**Instructions to follow:** Any pictures in the records below should be skipped; write out everything else exactly.
* START Input material *
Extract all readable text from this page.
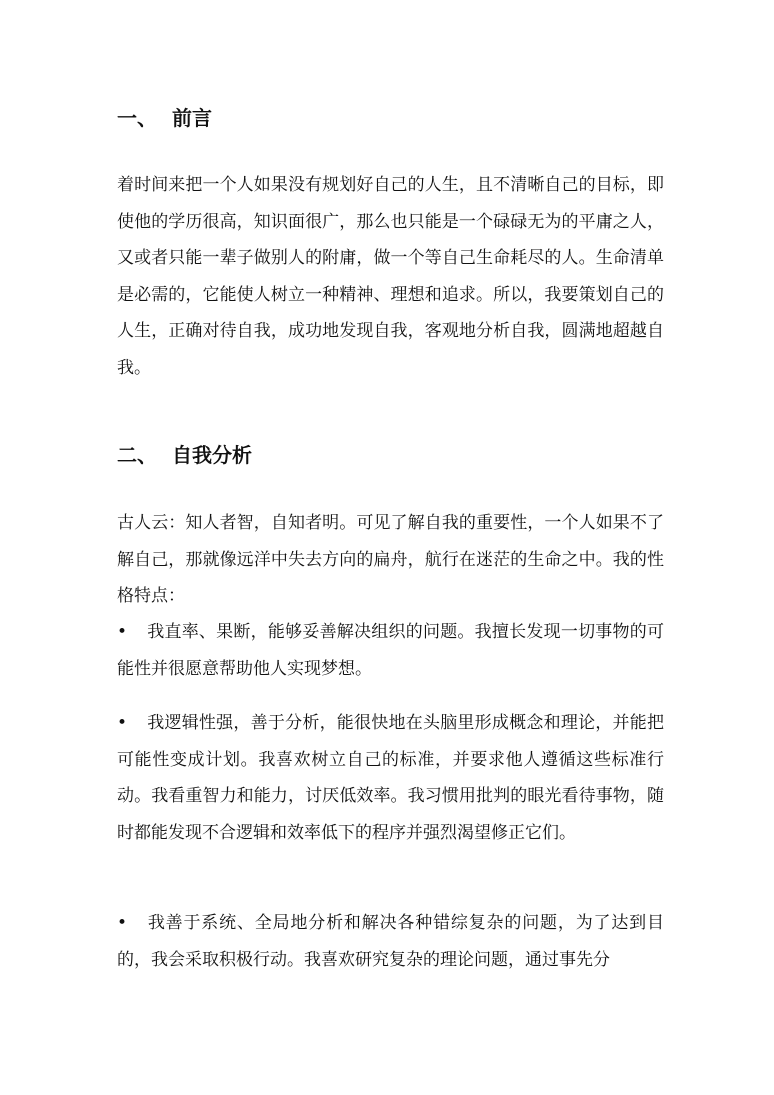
一、 前言

着时间来把一个人如果没有规划好自己的人生，且不清晰自己的目标，即使他的学历很高，知识面很广，那么也只能是一个碌碌无为的平庸之人，又或者只能一辈子做别人的附庸，做一个等自己生命耗尽的人。生命清单是必需的，它能使人树立一种精神、理想和追求。所以，我要策划自己的人生，正确对待自我，成功地发现自我，客观地分析自我，圆满地超越自我。

二、 自我分析

古人云：知人者智，自知者明。可见了解自我的重要性，一个人如果不了解自己，那就像远洋中失去方向的扁舟，航行在迷茫的生命之中。我的性格特点：

• 我直率、果断，能够妥善解决组织的问题。我擅长发现一切事物的可能性并很愿意帮助他人实现梦想。

• 我逻辑性强，善于分析，能很快地在头脑里形成概念和理论，并能把可能性变成计划。我喜欢树立自己的标准，并要求他人遵循这些标准行动。我看重智力和能力，讨厌低效率。我习惯用批判的眼光看待事物，随时都能发现不合逻辑和效率低下的程序并强烈渴望修正它们。

• 我善于系统、全局地分析和解决各种错综复杂的问题，为了达到目的，我会采取积极行动。我喜欢研究复杂的理论问题，通过事先分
* END Input material *
**Exercise answer:**
Extract all readable text from this page.
一、 前言

着时间来把一个人如果没有规划好自己的人生，且不清晰自己的目标，即使他的学历很高，知识面很广，那么也只能是一个碌碌无为的平庸之人，又或者只能一辈子做别人的附庸，做一个等自己生命耗尽的人。生命清单是必需的，它能使人树立一种精神、理想和追求。所以，我要策划自己的人生，正确对待自我，成功地发现自我，客观地分析自我，圆满地超越自我。

二、 自我分析

古人云：知人者智，自知者明。可见了解自我的重要性，一个人如果不了解自己，那就像远洋中失去方向的扁舟，航行在迷茫的生命之中。我的性格特点：

• 我直率、果断，能够妥善解决组织的问题。我擅长发现一切事物的可能性并很愿意帮助他人实现梦想。

• 我逻辑性强，善于分析，能很快地在头脑里形成概念和理论，并能把可能性变成计划。我喜欢树立自己的标准，并要求他人遵循这些标准行动。我看重智力和能力，讨厌低效率。我习惯用批判的眼光看待事物，随时都能发现不合逻辑和效率低下的程序并强烈渴望修正它们。

• 我善于系统、全局地分析和解决各种错综复杂的问题，为了达到目的，我会采取积极行动。我喜欢研究复杂的理论问题，通过事先分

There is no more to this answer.